* **What you are asked to do**
List all lines of the data containing the word "Федеральной".
——
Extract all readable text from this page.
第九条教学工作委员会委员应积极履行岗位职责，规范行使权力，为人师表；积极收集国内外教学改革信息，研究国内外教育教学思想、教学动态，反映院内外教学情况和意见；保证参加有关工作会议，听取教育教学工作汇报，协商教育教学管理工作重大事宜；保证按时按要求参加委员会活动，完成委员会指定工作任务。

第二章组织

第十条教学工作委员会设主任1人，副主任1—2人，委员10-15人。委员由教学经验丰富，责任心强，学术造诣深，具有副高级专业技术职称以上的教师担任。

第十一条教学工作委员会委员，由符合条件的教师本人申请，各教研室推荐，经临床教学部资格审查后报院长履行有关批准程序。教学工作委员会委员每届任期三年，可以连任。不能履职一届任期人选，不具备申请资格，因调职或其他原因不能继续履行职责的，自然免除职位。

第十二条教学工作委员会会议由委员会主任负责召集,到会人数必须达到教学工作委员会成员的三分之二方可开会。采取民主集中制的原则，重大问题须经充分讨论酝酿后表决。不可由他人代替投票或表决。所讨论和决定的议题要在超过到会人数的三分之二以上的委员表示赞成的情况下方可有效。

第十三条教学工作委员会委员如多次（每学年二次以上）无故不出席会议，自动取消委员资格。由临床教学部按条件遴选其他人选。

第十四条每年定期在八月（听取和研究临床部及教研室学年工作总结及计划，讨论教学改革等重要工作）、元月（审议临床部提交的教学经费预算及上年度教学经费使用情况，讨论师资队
——
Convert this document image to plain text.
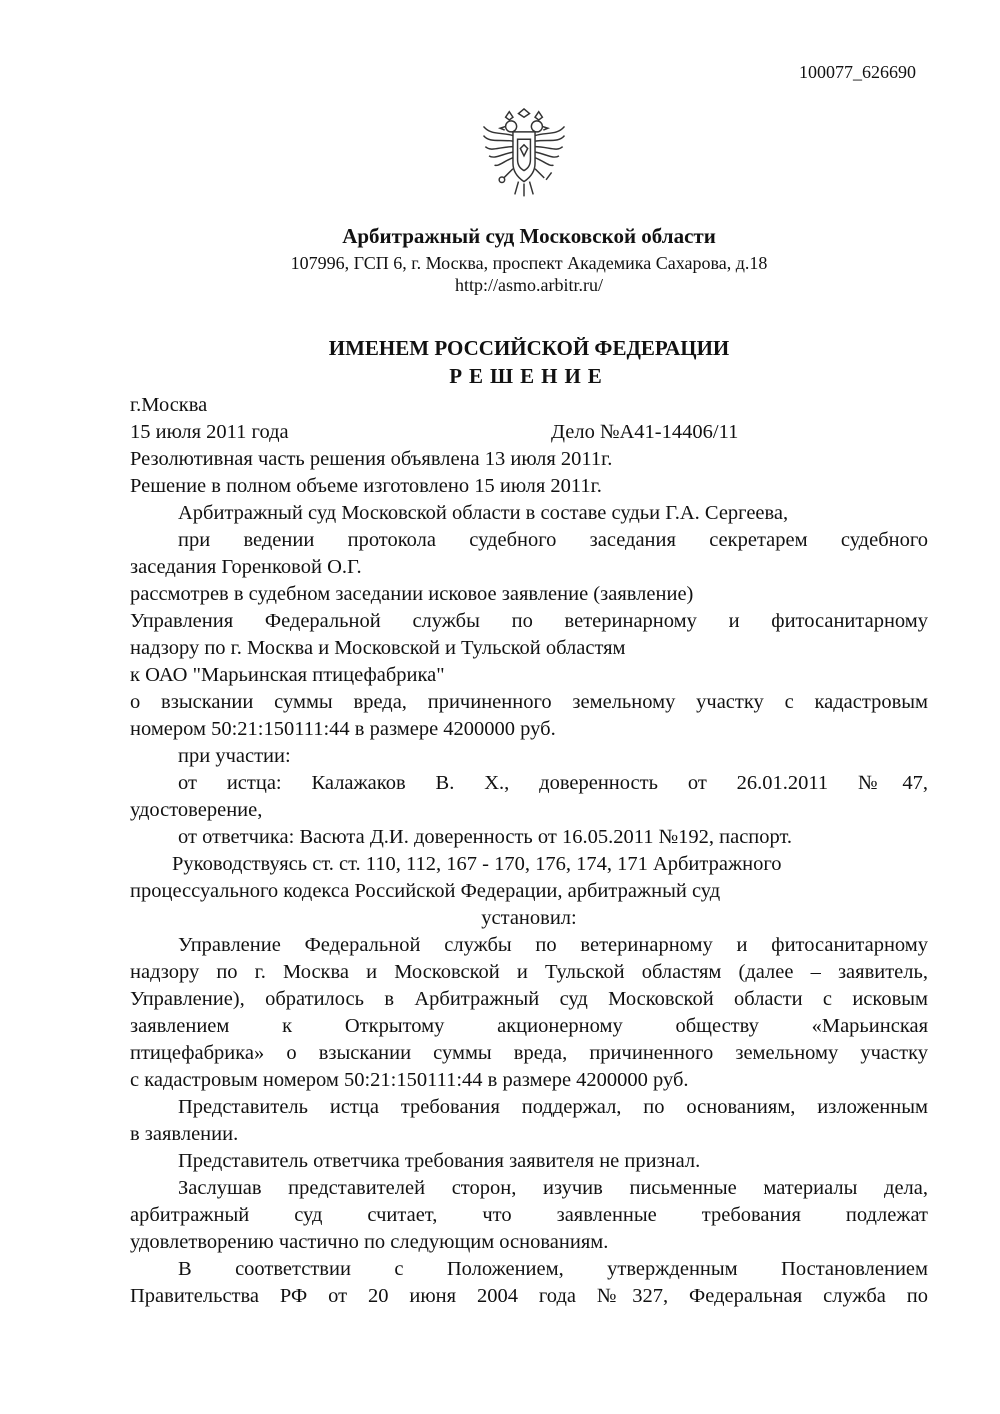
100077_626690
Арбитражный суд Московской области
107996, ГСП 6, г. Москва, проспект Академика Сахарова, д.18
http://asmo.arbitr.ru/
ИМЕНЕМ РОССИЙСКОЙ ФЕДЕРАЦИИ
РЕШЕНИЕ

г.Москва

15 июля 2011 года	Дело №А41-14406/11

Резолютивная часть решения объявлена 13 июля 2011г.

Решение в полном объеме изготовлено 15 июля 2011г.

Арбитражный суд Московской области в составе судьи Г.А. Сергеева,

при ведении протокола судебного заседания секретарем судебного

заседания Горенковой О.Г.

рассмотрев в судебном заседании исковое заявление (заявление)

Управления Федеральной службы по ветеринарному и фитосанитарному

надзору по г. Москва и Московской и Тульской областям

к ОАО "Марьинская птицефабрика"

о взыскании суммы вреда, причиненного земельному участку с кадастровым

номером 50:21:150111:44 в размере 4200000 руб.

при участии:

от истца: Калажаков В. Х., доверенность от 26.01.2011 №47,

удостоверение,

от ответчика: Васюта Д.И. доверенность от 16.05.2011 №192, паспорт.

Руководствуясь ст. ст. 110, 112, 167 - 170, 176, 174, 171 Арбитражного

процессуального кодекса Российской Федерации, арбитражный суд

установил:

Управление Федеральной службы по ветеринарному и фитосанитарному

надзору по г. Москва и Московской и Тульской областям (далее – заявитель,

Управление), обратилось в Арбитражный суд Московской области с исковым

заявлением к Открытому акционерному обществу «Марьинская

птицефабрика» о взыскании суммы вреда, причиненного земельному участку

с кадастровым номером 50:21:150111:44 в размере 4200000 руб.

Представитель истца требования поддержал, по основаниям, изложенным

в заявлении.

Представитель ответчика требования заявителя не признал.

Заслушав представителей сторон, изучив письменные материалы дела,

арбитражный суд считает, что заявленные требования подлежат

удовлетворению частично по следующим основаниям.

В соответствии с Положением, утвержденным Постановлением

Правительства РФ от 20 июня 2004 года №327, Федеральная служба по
——
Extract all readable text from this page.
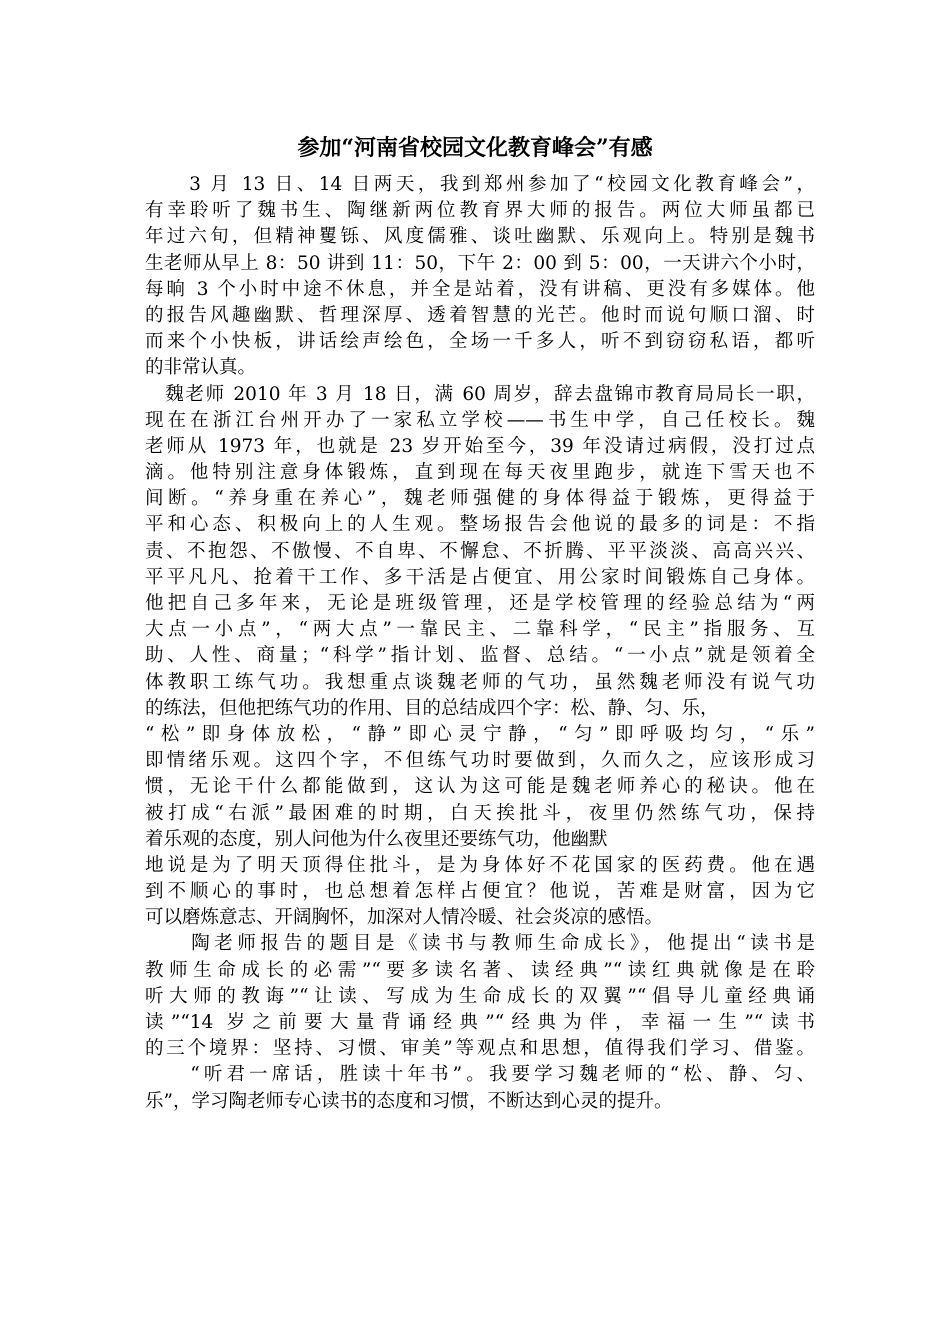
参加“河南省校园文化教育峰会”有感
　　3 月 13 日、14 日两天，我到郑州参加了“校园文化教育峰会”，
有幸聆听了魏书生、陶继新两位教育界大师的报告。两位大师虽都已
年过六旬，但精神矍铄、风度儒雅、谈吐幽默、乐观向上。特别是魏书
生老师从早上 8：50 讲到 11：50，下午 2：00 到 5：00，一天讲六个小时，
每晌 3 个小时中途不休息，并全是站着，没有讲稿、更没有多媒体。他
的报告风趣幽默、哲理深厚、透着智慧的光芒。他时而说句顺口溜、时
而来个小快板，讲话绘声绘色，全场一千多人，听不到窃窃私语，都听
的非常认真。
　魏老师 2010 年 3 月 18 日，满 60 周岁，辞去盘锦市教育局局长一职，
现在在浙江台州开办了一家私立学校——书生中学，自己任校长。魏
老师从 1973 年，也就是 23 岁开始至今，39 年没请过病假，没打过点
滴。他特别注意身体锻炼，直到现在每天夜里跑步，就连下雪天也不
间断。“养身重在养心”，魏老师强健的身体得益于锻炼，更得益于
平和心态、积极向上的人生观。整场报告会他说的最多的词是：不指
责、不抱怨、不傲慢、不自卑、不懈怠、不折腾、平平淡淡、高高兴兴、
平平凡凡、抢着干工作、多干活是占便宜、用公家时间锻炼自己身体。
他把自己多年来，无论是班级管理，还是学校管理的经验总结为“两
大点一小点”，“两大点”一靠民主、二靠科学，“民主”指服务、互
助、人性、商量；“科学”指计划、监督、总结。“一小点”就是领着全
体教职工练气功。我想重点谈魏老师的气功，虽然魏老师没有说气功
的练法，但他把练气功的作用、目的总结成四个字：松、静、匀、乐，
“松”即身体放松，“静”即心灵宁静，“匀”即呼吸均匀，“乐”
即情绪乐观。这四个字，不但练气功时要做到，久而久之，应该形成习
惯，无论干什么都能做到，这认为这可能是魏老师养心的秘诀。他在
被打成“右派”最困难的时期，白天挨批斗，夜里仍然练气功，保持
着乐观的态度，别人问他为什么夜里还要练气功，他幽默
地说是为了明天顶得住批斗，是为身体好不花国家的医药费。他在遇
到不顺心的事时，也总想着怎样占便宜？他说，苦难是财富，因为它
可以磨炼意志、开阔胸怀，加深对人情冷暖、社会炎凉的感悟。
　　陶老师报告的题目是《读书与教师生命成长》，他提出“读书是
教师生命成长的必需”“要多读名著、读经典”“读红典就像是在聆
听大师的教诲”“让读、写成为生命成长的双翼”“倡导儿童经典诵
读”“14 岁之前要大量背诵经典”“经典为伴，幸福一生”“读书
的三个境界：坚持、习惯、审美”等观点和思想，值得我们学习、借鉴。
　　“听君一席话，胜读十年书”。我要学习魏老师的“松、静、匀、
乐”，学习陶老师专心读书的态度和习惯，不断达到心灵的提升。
——
* **Expected answer**
Управления Федеральной службы по ветеринарному и фитосанитарному
Управление Федеральной службы по ветеринарному и фитосанитарному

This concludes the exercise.